--- Excerpt to read ---

HEART BEAT:Ridiculous plans are being imposed by stealth by a discredited Minister – we never voted for this, writes MAURICE NELIGAN.
BY ANY reckoning the country is in a parlous state. The Government is about to go on holidays.
Sure all the problems will be there when they get back. I wonder if any workers will. God forbid the problems might get any worse. In any case doesn’t the whole world say they are doing a grand job?
Have a good hollier lads. You wouldn’t like to take five years off by any chance and give the rest of us a break? No; I rather feared not.
Ralph Waldo Emerson wrote that “In skating over thin ice, our safety is in our speed.” I have an uneasy feeling they mightn’t know that.
I’m forever blowing bubbles
Pretty bubbles in the air
They fly so high, nearly reach the sky
Then like my dreams they fade and die.
This song is used as an anthem by West Ham football club and prompts the riddle; what have our Government and the club got in common? There are two answers – firstly, neither are much use; secondly, they share a great affinity for bubbles.
Listening to the West Ham repertoire of songs and chants rendered by such as the “Cockney Rejects” or “the Green Street Hooligans” is quite a cultural experience.
Listening to what emanates from the spin doctors of Merrion Street is likewise special. Those folk think that they could spin the Bible in such fashion as to make Beezlebub the good guy. The rate of job losses is slowing down or we didn’t lose as much last month as the month before.
Fantasy Ireland is to create four high end jobs in Ballysplash over the next 10 years. It’s a bit like congratulating somebody being hanged on the fact that they’re near the end of the drop.
West Ham fans only sang about bubbles. Our lot blew them enthusiastically. Furthermore, despite all warnings against basing our economy on the ephemeral and inconstant, we continued to do it. We are the living proof of Keynes statement “when the capital development of a country becomes a byproduct of the activities of a casino, the job is likely to be ill done”.

--- Provided information ---

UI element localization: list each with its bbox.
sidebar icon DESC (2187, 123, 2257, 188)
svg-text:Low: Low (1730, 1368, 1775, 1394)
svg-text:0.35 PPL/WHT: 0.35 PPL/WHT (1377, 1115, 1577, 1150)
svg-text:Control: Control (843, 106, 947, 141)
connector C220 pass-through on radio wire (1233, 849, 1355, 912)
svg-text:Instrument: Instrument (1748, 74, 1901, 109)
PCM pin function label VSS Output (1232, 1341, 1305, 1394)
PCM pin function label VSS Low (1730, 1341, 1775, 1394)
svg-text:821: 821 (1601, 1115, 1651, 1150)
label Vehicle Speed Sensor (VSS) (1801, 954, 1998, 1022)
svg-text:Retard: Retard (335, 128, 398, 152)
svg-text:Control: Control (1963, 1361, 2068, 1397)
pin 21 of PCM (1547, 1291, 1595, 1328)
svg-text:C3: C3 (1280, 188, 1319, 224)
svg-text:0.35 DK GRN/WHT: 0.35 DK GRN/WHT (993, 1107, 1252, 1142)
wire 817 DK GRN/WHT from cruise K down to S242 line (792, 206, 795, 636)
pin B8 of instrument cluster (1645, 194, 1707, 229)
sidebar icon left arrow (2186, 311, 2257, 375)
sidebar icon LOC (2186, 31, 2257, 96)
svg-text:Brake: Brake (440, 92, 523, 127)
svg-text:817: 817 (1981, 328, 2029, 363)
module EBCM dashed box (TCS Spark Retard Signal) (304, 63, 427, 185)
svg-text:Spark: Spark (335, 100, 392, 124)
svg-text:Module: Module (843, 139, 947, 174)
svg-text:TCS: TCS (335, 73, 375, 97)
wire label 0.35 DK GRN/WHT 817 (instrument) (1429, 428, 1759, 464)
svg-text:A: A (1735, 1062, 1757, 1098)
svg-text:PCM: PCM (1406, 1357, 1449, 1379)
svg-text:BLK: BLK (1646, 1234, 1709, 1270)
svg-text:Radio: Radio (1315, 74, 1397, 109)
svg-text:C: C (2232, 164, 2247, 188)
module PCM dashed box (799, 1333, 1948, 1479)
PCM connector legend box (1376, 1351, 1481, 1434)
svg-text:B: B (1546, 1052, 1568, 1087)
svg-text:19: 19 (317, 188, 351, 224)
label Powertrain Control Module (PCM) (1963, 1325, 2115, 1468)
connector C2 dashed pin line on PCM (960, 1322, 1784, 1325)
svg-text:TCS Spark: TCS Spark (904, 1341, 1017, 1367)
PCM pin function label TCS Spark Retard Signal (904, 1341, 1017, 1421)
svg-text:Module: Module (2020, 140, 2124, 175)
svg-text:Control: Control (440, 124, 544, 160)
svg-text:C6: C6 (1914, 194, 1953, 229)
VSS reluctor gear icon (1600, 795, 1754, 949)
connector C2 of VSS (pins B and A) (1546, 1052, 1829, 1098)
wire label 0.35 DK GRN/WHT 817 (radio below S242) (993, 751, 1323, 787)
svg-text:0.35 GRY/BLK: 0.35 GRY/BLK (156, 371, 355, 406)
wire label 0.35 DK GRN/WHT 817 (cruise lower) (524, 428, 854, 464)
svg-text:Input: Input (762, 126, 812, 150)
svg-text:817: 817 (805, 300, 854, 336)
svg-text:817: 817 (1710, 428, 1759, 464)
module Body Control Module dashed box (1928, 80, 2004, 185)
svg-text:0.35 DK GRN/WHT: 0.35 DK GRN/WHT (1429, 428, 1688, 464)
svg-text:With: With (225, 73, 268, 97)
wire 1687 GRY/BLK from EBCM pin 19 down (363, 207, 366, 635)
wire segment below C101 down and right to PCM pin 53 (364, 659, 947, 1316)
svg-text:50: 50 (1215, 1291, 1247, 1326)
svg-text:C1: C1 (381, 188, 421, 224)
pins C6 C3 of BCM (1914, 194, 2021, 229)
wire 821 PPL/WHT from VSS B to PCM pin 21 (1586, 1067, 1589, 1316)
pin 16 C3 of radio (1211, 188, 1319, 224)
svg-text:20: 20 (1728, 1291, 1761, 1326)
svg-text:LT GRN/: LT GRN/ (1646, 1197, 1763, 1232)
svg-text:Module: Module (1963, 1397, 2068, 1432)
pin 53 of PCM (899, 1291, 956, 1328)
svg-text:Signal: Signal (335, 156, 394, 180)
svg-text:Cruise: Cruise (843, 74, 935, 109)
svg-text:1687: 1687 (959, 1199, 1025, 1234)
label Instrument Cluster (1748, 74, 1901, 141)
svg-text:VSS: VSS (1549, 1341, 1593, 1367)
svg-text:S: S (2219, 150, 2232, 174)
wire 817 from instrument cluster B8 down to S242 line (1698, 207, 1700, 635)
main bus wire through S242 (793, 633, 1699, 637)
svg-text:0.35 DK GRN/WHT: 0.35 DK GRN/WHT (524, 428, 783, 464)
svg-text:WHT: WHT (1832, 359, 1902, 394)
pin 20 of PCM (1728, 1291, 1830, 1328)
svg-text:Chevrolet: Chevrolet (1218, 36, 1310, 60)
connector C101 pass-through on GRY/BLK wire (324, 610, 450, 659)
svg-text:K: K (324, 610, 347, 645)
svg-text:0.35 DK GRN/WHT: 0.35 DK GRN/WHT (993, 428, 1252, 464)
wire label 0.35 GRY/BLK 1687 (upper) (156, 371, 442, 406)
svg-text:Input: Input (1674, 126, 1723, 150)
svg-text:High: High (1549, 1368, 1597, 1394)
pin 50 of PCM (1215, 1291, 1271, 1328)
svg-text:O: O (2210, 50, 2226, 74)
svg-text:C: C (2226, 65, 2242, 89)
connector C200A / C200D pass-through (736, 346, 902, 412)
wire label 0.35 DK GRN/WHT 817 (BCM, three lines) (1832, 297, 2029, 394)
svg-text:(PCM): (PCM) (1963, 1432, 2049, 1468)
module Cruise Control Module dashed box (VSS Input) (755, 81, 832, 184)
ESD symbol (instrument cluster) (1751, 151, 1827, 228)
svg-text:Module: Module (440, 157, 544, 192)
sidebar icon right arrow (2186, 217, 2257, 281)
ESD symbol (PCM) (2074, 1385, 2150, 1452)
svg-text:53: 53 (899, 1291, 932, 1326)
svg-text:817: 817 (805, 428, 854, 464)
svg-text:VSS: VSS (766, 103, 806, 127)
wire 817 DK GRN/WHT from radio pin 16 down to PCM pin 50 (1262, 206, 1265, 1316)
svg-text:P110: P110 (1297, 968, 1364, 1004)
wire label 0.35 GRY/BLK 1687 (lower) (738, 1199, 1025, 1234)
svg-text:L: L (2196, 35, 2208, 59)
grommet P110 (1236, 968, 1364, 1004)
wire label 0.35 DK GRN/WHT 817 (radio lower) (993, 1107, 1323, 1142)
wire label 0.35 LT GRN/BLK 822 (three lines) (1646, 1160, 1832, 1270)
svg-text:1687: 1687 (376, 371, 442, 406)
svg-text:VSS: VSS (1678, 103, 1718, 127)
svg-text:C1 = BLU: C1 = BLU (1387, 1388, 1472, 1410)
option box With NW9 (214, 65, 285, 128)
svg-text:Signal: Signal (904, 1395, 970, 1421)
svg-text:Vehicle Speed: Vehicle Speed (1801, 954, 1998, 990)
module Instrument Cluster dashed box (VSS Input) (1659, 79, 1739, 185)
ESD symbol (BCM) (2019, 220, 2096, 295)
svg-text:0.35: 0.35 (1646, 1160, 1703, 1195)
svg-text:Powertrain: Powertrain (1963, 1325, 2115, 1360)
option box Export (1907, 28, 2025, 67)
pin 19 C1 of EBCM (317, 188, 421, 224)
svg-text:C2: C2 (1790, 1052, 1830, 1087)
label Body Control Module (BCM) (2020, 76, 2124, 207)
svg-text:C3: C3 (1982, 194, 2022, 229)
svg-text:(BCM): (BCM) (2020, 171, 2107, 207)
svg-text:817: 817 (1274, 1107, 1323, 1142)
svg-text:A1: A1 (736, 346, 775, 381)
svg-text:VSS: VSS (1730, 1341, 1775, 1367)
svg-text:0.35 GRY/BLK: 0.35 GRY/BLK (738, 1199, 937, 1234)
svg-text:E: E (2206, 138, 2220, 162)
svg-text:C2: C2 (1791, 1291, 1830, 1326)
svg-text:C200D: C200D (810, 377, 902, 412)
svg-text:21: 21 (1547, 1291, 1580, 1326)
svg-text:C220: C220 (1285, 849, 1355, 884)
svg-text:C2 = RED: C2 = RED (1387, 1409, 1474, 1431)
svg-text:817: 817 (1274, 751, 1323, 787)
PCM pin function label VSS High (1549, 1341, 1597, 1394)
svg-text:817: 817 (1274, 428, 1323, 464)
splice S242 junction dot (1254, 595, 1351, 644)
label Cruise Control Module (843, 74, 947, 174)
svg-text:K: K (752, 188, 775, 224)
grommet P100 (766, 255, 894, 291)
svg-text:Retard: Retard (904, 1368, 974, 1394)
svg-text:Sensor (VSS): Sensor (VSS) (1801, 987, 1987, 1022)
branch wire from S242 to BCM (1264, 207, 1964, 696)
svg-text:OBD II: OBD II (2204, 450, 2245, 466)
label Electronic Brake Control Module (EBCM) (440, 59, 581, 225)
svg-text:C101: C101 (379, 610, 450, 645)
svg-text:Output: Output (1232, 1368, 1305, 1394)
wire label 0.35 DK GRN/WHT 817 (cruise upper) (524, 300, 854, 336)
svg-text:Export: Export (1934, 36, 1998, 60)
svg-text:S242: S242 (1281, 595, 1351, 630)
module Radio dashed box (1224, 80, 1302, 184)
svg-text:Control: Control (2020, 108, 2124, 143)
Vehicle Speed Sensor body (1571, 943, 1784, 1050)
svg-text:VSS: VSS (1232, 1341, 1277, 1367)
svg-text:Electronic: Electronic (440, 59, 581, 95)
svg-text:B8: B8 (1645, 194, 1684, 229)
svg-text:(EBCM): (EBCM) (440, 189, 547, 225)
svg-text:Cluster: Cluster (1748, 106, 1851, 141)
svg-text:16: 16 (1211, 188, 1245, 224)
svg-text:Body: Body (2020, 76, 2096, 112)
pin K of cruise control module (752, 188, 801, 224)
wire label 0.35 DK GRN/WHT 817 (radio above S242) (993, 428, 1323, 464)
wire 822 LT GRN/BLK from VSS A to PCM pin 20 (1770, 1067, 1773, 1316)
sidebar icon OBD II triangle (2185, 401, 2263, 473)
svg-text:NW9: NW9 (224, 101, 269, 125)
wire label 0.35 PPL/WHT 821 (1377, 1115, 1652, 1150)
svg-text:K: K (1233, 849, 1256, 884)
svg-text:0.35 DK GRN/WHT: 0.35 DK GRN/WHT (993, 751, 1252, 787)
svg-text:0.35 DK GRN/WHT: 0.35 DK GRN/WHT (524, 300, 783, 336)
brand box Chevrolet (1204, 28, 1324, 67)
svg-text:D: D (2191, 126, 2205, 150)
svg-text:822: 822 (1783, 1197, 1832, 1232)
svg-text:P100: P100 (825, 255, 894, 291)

---

• **Exercises to complete**:
**a.** List the lines of the song quoted in the column about the Government and West Ham.
**b.** In the column about the Government, who is quoted as saying that when skating over thin ice, safety is in speed?
**c.** Continue the column about the Government and bubbles, starting after its last sentence.

• **Responses in order**:
**a.**
I'm forever blowing bubbles
Pretty bubbles in the air
They fly so high, nearly reach the sky
Then like my dreams they fade and die.

**b.** Ralph Waldo Emerson.

**c.**
All around us we see the wreckage of the housing bubble. We see the consequences of the hotel and office space bubbles and yet we’re willing to repeat the mistakes. Readily available credit, coupled with low interest rates, fuelled by plain and simple greed led the Gaderene rush to perdition.
As if the multi-hued bubbles themselves were not sufficient, the Government further aided their production by introducing a series of tax breaks for the heroes of development.
Nobody stopped to ask if we could sell all the houses or fill all the hotels or whether there were enough clients to occupy all the new offices. There was such a thing as a free lunch. We were the wonder of the western world. The trouble was many believed it. Pope wrote in his Essay on Man,
Atoms or systems into ruin hurled
And now a bubble burst, and now a world.
Now we live among the ruins. It has been and will continue to be a very hard lesson. However, some people are slow learners and incredibly our Government is hazarding a last throw of the dice or, more appropriately, a last blow of the bubble. Houses, hotels, offices, all blew up in their faces; now they’re trying private hospitals.
I was relieved to hear our Finance Minister in his budget speech announce that tax relief for private hospitals was being abolished. That was misleading, if that is the right word.
Such advantages were not being withdrawn for such ventures that had reached a certain stage. What that stage was we weren’t told. The peasantry don’t need that sort of detail.
Leaving aside the moral implications of this socially divisive agenda; let us consider the mathematics briefly. It seems to me that in the genesis of this latest bubble there is an inherent flaw.
Who is going to pay for this rash of new private hospitals? We’ve been here before with the houses, hotels and offices. The lesson is the same. There are simply not enough people carrying private health insurance to make these projects viable.
Translated into the language of these entrepreneurial saviours; the market is simply too small. That is the bottom line. Furthermore, there are not enough insurers robust enough to meet the vastly increased billing that will be required to keep these hospitals afloat, let alone make profits. This is not conjecture. It is simply awkward fact.
Health insurance bills are rising, as every subscriber knows. We are told that 40,000 people left the VHI in the first quarter of the year. These numbers will increase as recession bites deeper.
Consequently, insurers raise their prices and cut payments to doctors. Do they cut payments to private hospitals and begin to reduce benefits?
Common sense suggests that such is inevitable. This has happened in the US where President Obama is stepping in forcefully to curb the growth of profit-inspired private care.
Some of the companies involved in the provision of American healthcare are now looking for fresh markets.
In the House of Commons on February 6th, 2008, Frank Dobson, then UK Health Secretary, raised the spectre of privatisation by stealth.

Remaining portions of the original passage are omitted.